Find each line with the string "setting" and report it.

## Begin WORKING DATA

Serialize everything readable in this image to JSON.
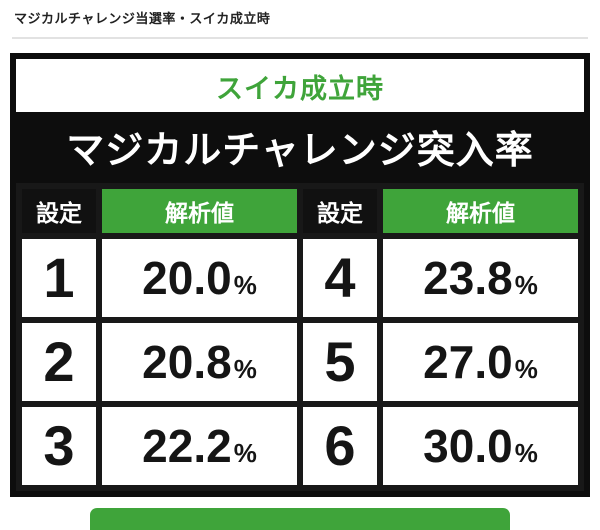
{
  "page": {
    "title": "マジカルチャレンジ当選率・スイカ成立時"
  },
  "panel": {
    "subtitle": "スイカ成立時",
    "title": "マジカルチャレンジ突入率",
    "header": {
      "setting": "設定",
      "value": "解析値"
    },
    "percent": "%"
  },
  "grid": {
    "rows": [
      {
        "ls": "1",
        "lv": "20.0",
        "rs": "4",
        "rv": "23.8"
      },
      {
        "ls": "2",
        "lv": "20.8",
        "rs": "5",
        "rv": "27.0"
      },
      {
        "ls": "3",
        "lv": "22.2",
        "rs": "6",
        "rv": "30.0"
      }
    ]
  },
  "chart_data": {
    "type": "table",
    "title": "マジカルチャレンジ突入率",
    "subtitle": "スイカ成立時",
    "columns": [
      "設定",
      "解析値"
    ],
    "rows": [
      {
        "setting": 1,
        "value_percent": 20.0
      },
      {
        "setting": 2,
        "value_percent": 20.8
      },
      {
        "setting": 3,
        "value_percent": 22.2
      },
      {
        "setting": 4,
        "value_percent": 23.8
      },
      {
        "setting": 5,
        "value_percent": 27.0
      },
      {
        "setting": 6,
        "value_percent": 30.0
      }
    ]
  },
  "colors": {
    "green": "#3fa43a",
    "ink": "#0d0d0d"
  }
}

## End WORKING DATA

● THE ANSWER
      "setting": "設定",
        "setting": 1,
        "setting": 2,
        "setting": 3,
        "setting": 4,
        "setting": 5,
        "setting": 6,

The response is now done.